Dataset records
** BEGIN **

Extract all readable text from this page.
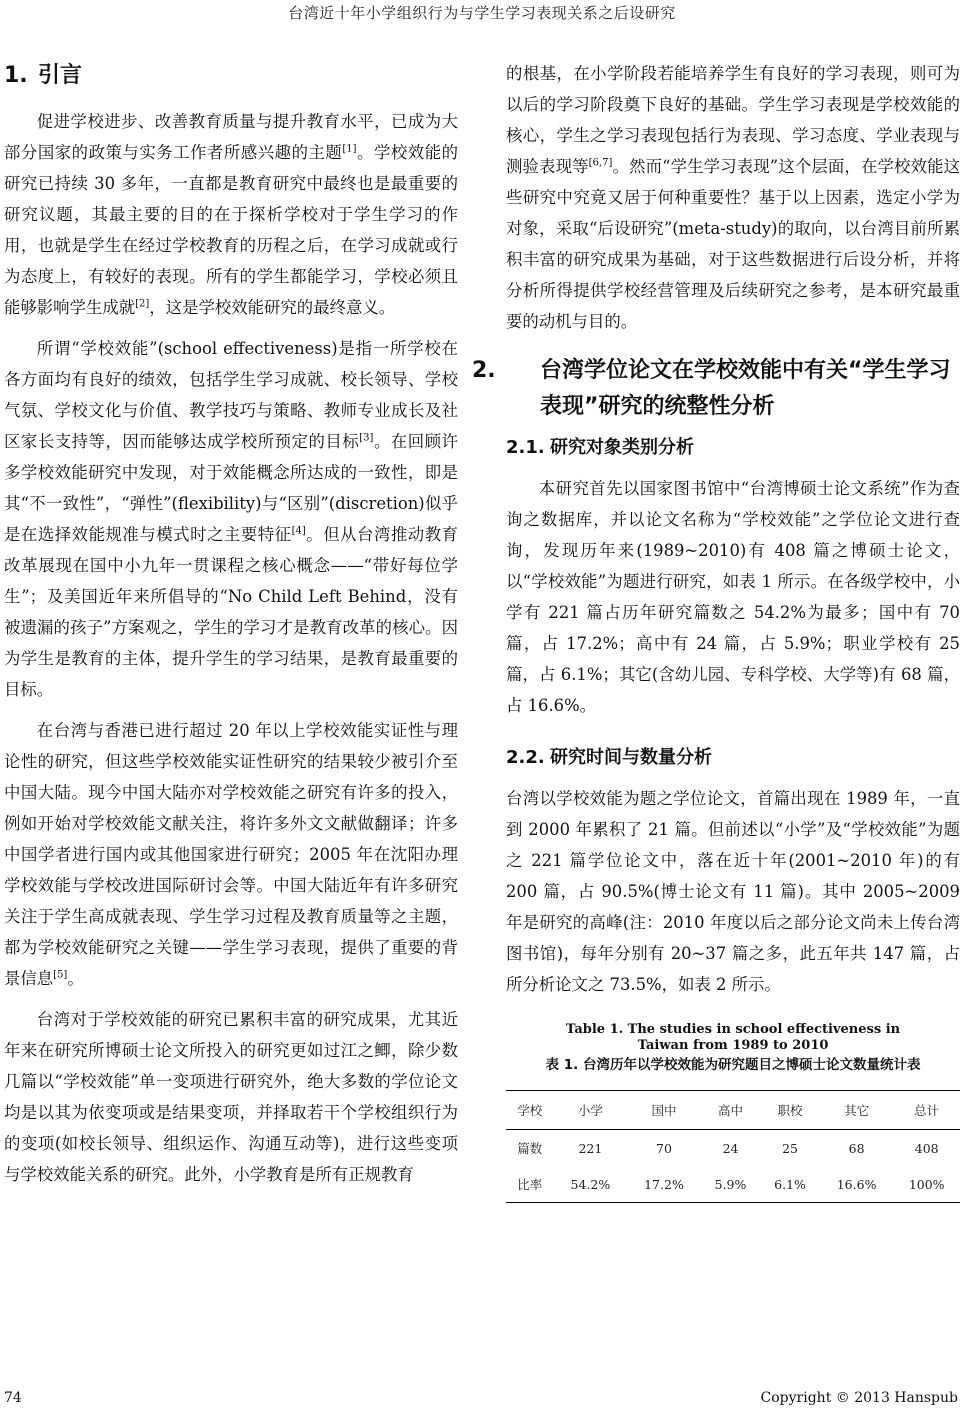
台湾近十年小学组织行为与学生学习表现关系之后设研究
1. 引言

促进学校进步、改善教育质量与提升教育水平，已成为大部分国家的政策与实务工作者所感兴趣的主题[1]。学校效能的研究已持续 30 多年，一直都是教育研究中最终也是最重要的研究议题，其最主要的目的在于探析学校对于学生学习的作用，也就是学生在经过学校教育的历程之后，在学习成就或行为态度上，有较好的表现。所有的学生都能学习，学校必须且能够影响学生成就[2]，这是学校效能研究的最终意义。

所谓“学校效能”(school effectiveness)是指一所学校在各方面均有良好的绩效，包括学生学习成就、校长领导、学校气氛、学校文化与价值、教学技巧与策略、教师专业成长及社区家长支持等，因而能够达成学校所预定的目标[3]。在回顾许多学校效能研究中发现，对于效能概念所达成的一致性，即是其“不一致性”，“弹性”(flexibility)与“区别”(discretion)似乎是在选择效能规准与模式时之主要特征[4]。但从台湾推动教育改革展现在国中小九年一贯课程之核心概念——“带好每位学生”；及美国近年来所倡导的“No Child Left Behind，没有被遗漏的孩子”方案观之，学生的学习才是教育改革的核心。因为学生是教育的主体，提升学生的学习结果，是教育最重要的目标。

在台湾与香港已进行超过 20 年以上学校效能实证性与理论性的研究，但这些学校效能实证性研究的结果较少被引介至中国大陆。现今中国大陆亦对学校效能之研究有许多的投入，例如开始对学校效能文献关注，将许多外文文献做翻译；许多中国学者进行国内或其他国家进行研究；2005 年在沈阳办理学校效能与学校改进国际研讨会等。中国大陆近年有许多研究关注于学生高成就表现、学生学习过程及教育质量等之主题，都为学校效能研究之关键——学生学习表现，提供了重要的背景信息[5]。

台湾对于学校效能的研究已累积丰富的研究成果，尤其近年来在研究所博硕士论文所投入的研究更如过江之鲫，除少数几篇以“学校效能”单一变项进行研究外，绝大多数的学位论文均是以其为依变项或是结果变项，并择取若干个学校组织行为的变项(如校长领导、组织运作、沟通互动等)，进行这些变项与学校效能关系的研究。此外，小学教育是所有正规教育

的根基，在小学阶段若能培养学生有良好的学习表现，则可为以后的学习阶段奠下良好的基础。学生学习表现是学校效能的核心，学生之学习表现包括行为表现、学习态度、学业表现与测验表现等[6,7]。然而“学生学习表现”这个层面，在学校效能这些研究中究竟又居于何种重要性？基于以上因素，选定小学为对象，采取“后设研究”(meta-study)的取向，以台湾目前所累积丰富的研究成果为基础，对于这些数据进行后设分析，并将分析所得提供学校经营管理及后续研究之参考，是本研究最重要的动机与目的。

2. 台湾学位论文在学校效能中有关“学生学习表现”研究的统整性分析
2.1. 研究对象类别分析

本研究首先以国家图书馆中“台湾博硕士论文系统”作为查询之数据库，并以论文名称为“学校效能”之学位论文进行查询，发现历年来(1989~2010)有 408 篇之博硕士论文，以“学校效能”为题进行研究，如表 1 所示。在各级学校中，小学有 221 篇占历年研究篇数之 54.2%为最多；国中有 70 篇，占 17.2%；高中有 24 篇，占 5.9%；职业学校有 25 篇，占 6.1%；其它(含幼儿园、专科学校、大学等)有 68 篇，占 16.6%。

2.2. 研究时间与数量分析

台湾以学校效能为题之学位论文，首篇出现在 1989 年，一直到 2000 年累积了 21 篇。但前述以“小学”及“学校效能”为题之 221 篇学位论文中，落在近十年(2001~2010 年)的有 200 篇，占 90.5%(博士论文有 11 篇)。其中 2005~2009 年是研究的高峰(注：2010 年度以后之部分论文尚未上传台湾图书馆)，每年分别有 20~37 篇之多，此五年共 147 篇，占所分析论文之 73.5%，如表 2 所示。

Table 1. The studies in school effectiveness in
Taiwan from 1989 to 2010
表 1. 台湾历年以学校效能为研究题目之博硕士论文数量统计表
学校	小学	国中	高中	职校	其它	总计
篇数	221	70	24	25	68	408
比率	54.2%	17.2%	5.9%	6.1%	16.6%	100%
74	Copyright © 2013 Hanspub
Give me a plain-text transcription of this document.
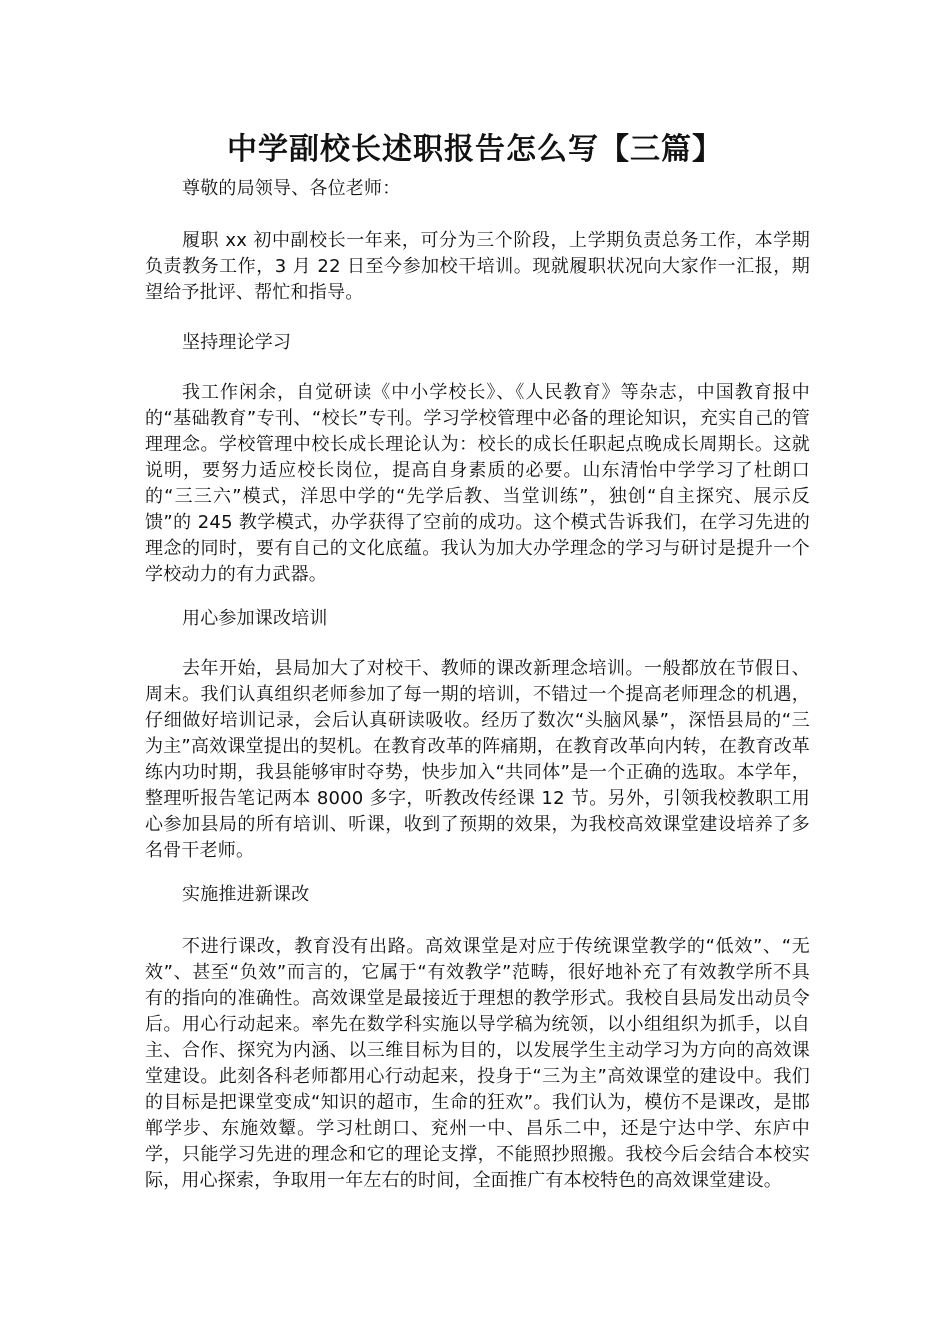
中学副校长述职报告怎么写【三篇】

尊敬的局领导、各位老师：

履职 xx 初中副校长一年来，可分为三个阶段，上学期负责总务工作，本学期负责教务工作，3 月 22 日至今参加校干培训。现就履职状况向大家作一汇报，期望给予批评、帮忙和指导。

坚持理论学习

我工作闲余，自觉研读《中小学校长》、《人民教育》等杂志，中国教育报中的“基础教育”专刊、“校长”专刊。学习学校管理中必备的理论知识，充实自己的管理理念。学校管理中校长成长理论认为：校长的成长任职起点晚成长周期长。这就说明，要努力适应校长岗位，提高自身素质的必要。山东清怡中学学习了杜朗口的“三三六”模式，洋思中学的“先学后教、当堂训练”，独创“自主探究、展示反馈”的 245 教学模式，办学获得了空前的成功。这个模式告诉我们，在学习先进的理念的同时，要有自己的文化底蕴。我认为加大办学理念的学习与研讨是提升一个学校动力的有力武器。

用心参加课改培训

去年开始，县局加大了对校干、教师的课改新理念培训。一般都放在节假日、周末。我们认真组织老师参加了每一期的培训，不错过一个提高老师理念的机遇，仔细做好培训记录，会后认真研读吸收。经历了数次“头脑风暴”，深悟县局的“三为主”高效课堂提出的契机。在教育改革的阵痛期，在教育改革向内转，在教育改革练内功时期，我县能够审时夺势，快步加入“共同体”是一个正确的选取。本学年，整理听报告笔记两本 8000 多字，听教改传经课 12 节。另外，引领我校教职工用心参加县局的所有培训、听课，收到了预期的效果，为我校高效课堂建设培养了多名骨干老师。

实施推进新课改

不进行课改，教育没有出路。高效课堂是对应于传统课堂教学的“低效”、“无效”、甚至“负效”而言的，它属于“有效教学”范畴，很好地补充了有效教学所不具有的指向的准确性。高效课堂是最接近于理想的教学形式。我校自县局发出动员令后。用心行动起来。率先在数学科实施以导学稿为统领，以小组组织为抓手，以自主、合作、探究为内涵、以三维目标为目的，以发展学生主动学习为方向的高效课堂建设。此刻各科老师都用心行动起来，投身于“三为主”高效课堂的建设中。我们的目标是把课堂变成“知识的超市，生命的狂欢”。我们认为，模仿不是课改，是邯郸学步、东施效颦。学习杜朗口、兖州一中、昌乐二中，还是宁达中学、东庐中学，只能学习先进的理念和它的理论支撑，不能照抄照搬。我校今后会结合本校实际，用心探索，争取用一年左右的时间，全面推广有本校特色的高效课堂建设。
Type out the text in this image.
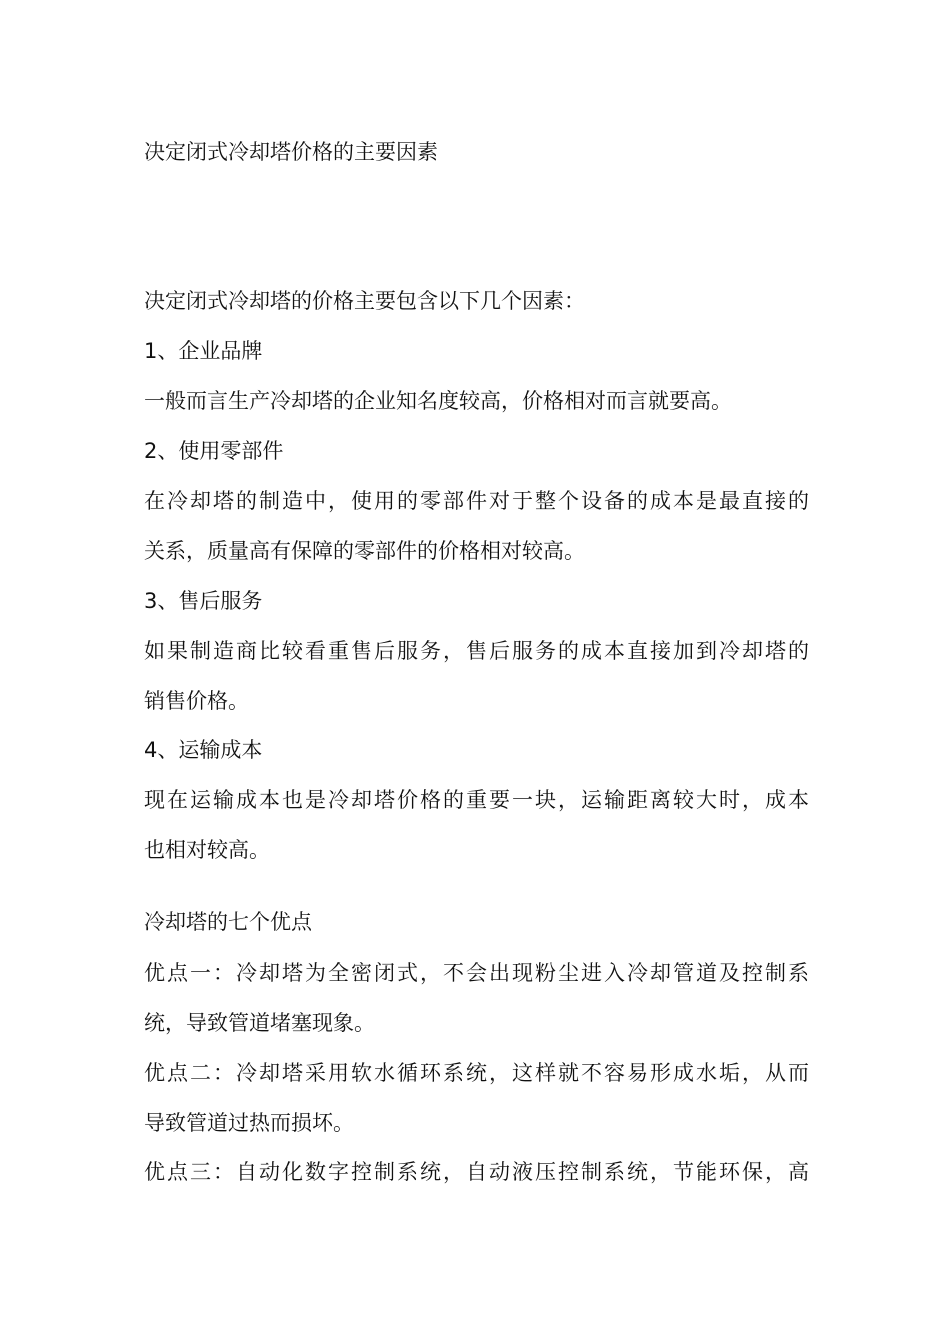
决定闭式冷却塔价格的主要因素
决定闭式冷却塔的价格主要包含以下几个因素：
1、企业品牌
一般而言生产冷却塔的企业知名度较高，价格相对而言就要高。
2、使用零部件
在冷却塔的制造中，使用的零部件对于整个设备的成本是最直接的
关系，质量高有保障的零部件的价格相对较高。
3、售后服务
如果制造商比较看重售后服务，售后服务的成本直接加到冷却塔的
销售价格。
4、运输成本
现在运输成本也是冷却塔价格的重要一块，运输距离较大时，成本
也相对较高。
冷却塔的七个优点
优点一：冷却塔为全密闭式，不会出现粉尘进入冷却管道及控制系
统，导致管道堵塞现象。
优点二：冷却塔采用软水循环系统，这样就不容易形成水垢，从而
导致管道过热而损坏。
优点三：自动化数字控制系统，自动液压控制系统，节能环保，高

** END **

* [What is required]
Nothing in the entries should change as you copy them, except that the pictures are left out.

* [Reply]
Extract all readable text from this page.
台湾近十年小学组织行为与学生学习表现关系之后设研究
1. 引言

促进学校进步、改善教育质量与提升教育水平，已成为大部分国家的政策与实务工作者所感兴趣的主题[1]。学校效能的研究已持续 30 多年，一直都是教育研究中最终也是最重要的研究议题，其最主要的目的在于探析学校对于学生学习的作用，也就是学生在经过学校教育的历程之后，在学习成就或行为态度上，有较好的表现。所有的学生都能学习，学校必须且能够影响学生成就[2]，这是学校效能研究的最终意义。

所谓“学校效能”(school effectiveness)是指一所学校在各方面均有良好的绩效，包括学生学习成就、校长领导、学校气氛、学校文化与价值、教学技巧与策略、教师专业成长及社区家长支持等，因而能够达成学校所预定的目标[3]。在回顾许多学校效能研究中发现，对于效能概念所达成的一致性，即是其“不一致性”，“弹性”(flexibility)与“区别”(discretion)似乎是在选择效能规准与模式时之主要特征[4]。但从台湾推动教育改革展现在国中小九年一贯课程之核心概念——“带好每位学生”；及美国近年来所倡导的“No Child Left Behind，没有被遗漏的孩子”方案观之，学生的学习才是教育改革的核心。因为学生是教育的主体，提升学生的学习结果，是教育最重要的目标。

在台湾与香港已进行超过 20 年以上学校效能实证性与理论性的研究，但这些学校效能实证性研究的结果较少被引介至中国大陆。现今中国大陆亦对学校效能之研究有许多的投入，例如开始对学校效能文献关注，将许多外文文献做翻译；许多中国学者进行国内或其他国家进行研究；2005 年在沈阳办理学校效能与学校改进国际研讨会等。中国大陆近年有许多研究关注于学生高成就表现、学生学习过程及教育质量等之主题，都为学校效能研究之关键——学生学习表现，提供了重要的背景信息[5]。

台湾对于学校效能的研究已累积丰富的研究成果，尤其近年来在研究所博硕士论文所投入的研究更如过江之鲫，除少数几篇以“学校效能”单一变项进行研究外，绝大多数的学位论文均是以其为依变项或是结果变项，并择取若干个学校组织行为的变项(如校长领导、组织运作、沟通互动等)，进行这些变项与学校效能关系的研究。此外，小学教育是所有正规教育

的根基，在小学阶段若能培养学生有良好的学习表现，则可为以后的学习阶段奠下良好的基础。学生学习表现是学校效能的核心，学生之学习表现包括行为表现、学习态度、学业表现与测验表现等[6,7]。然而“学生学习表现”这个层面，在学校效能这些研究中究竟又居于何种重要性？基于以上因素，选定小学为对象，采取“后设研究”(meta-study)的取向，以台湾目前所累积丰富的研究成果为基础，对于这些数据进行后设分析，并将分析所得提供学校经营管理及后续研究之参考，是本研究最重要的动机与目的。

2. 台湾学位论文在学校效能中有关“学生学习表现”研究的统整性分析
2.1. 研究对象类别分析

本研究首先以国家图书馆中“台湾博硕士论文系统”作为查询之数据库，并以论文名称为“学校效能”之学位论文进行查询，发现历年来(1989~2010)有 408 篇之博硕士论文，以“学校效能”为题进行研究，如表 1 所示。在各级学校中，小学有 221 篇占历年研究篇数之 54.2%为最多；国中有 70 篇，占 17.2%；高中有 24 篇，占 5.9%；职业学校有 25 篇，占 6.1%；其它(含幼儿园、专科学校、大学等)有 68 篇，占 16.6%。

2.2. 研究时间与数量分析

台湾以学校效能为题之学位论文，首篇出现在 1989 年，一直到 2000 年累积了 21 篇。但前述以“小学”及“学校效能”为题之 221 篇学位论文中，落在近十年(2001~2010 年)的有 200 篇，占 90.5%(博士论文有 11 篇)。其中 2005~2009 年是研究的高峰(注：2010 年度以后之部分论文尚未上传台湾图书馆)，每年分别有 20~37 篇之多，此五年共 147 篇，占所分析论文之 73.5%，如表 2 所示。

Table 1. The studies in school effectiveness in
Taiwan from 1989 to 2010
表 1. 台湾历年以学校效能为研究题目之博硕士论文数量统计表
学校	小学	国中	高中	职校	其它	总计
篇数	221	70	24	25	68	408
比率	54.2%	17.2%	5.9%	6.1%	16.6%	100%
74	Copyright © 2013 Hanspub
Give me a plain-text transcription of this document.
中学副校长述职报告怎么写【三篇】

尊敬的局领导、各位老师：

履职 xx 初中副校长一年来，可分为三个阶段，上学期负责总务工作，本学期负责教务工作，3 月 22 日至今参加校干培训。现就履职状况向大家作一汇报，期望给予批评、帮忙和指导。

坚持理论学习

我工作闲余，自觉研读《中小学校长》、《人民教育》等杂志，中国教育报中的“基础教育”专刊、“校长”专刊。学习学校管理中必备的理论知识，充实自己的管理理念。学校管理中校长成长理论认为：校长的成长任职起点晚成长周期长。这就说明，要努力适应校长岗位，提高自身素质的必要。山东清怡中学学习了杜朗口的“三三六”模式，洋思中学的“先学后教、当堂训练”，独创“自主探究、展示反馈”的 245 教学模式，办学获得了空前的成功。这个模式告诉我们，在学习先进的理念的同时，要有自己的文化底蕴。我认为加大办学理念的学习与研讨是提升一个学校动力的有力武器。

用心参加课改培训

去年开始，县局加大了对校干、教师的课改新理念培训。一般都放在节假日、周末。我们认真组织老师参加了每一期的培训，不错过一个提高老师理念的机遇，仔细做好培训记录，会后认真研读吸收。经历了数次“头脑风暴”，深悟县局的“三为主”高效课堂提出的契机。在教育改革的阵痛期，在教育改革向内转，在教育改革练内功时期，我县能够审时夺势，快步加入“共同体”是一个正确的选取。本学年，整理听报告笔记两本 8000 多字，听教改传经课 12 节。另外，引领我校教职工用心参加县局的所有培训、听课，收到了预期的效果，为我校高效课堂建设培养了多名骨干老师。

实施推进新课改

不进行课改，教育没有出路。高效课堂是对应于传统课堂教学的“低效”、“无效”、甚至“负效”而言的，它属于“有效教学”范畴，很好地补充了有效教学所不具有的指向的准确性。高效课堂是最接近于理想的教学形式。我校自县局发出动员令后。用心行动起来。率先在数学科实施以导学稿为统领，以小组组织为抓手，以自主、合作、探究为内涵、以三维目标为目的，以发展学生主动学习为方向的高效课堂建设。此刻各科老师都用心行动起来，投身于“三为主”高效课堂的建设中。我们的目标是把课堂变成“知识的超市，生命的狂欢”。我们认为，模仿不是课改，是邯郸学步、东施效颦。学习杜朗口、兖州一中、昌乐二中，还是宁达中学、东庐中学，只能学习先进的理念和它的理论支撑，不能照抄照搬。我校今后会结合本校实际，用心探索，争取用一年左右的时间，全面推广有本校特色的高效课堂建设。
Type out the text in this image.
决定闭式冷却塔价格的主要因素
决定闭式冷却塔的价格主要包含以下几个因素：
1、企业品牌
一般而言生产冷却塔的企业知名度较高，价格相对而言就要高。
2、使用零部件
在冷却塔的制造中，使用的零部件对于整个设备的成本是最直接的
关系，质量高有保障的零部件的价格相对较高。
3、售后服务
如果制造商比较看重售后服务，售后服务的成本直接加到冷却塔的
销售价格。
4、运输成本
现在运输成本也是冷却塔价格的重要一块，运输距离较大时，成本
也相对较高。
冷却塔的七个优点
优点一：冷却塔为全密闭式，不会出现粉尘进入冷却管道及控制系
统，导致管道堵塞现象。
优点二：冷却塔采用软水循环系统，这样就不容易形成水垢，从而
导致管道过热而损坏。
优点三：自动化数字控制系统，自动液压控制系统，节能环保，高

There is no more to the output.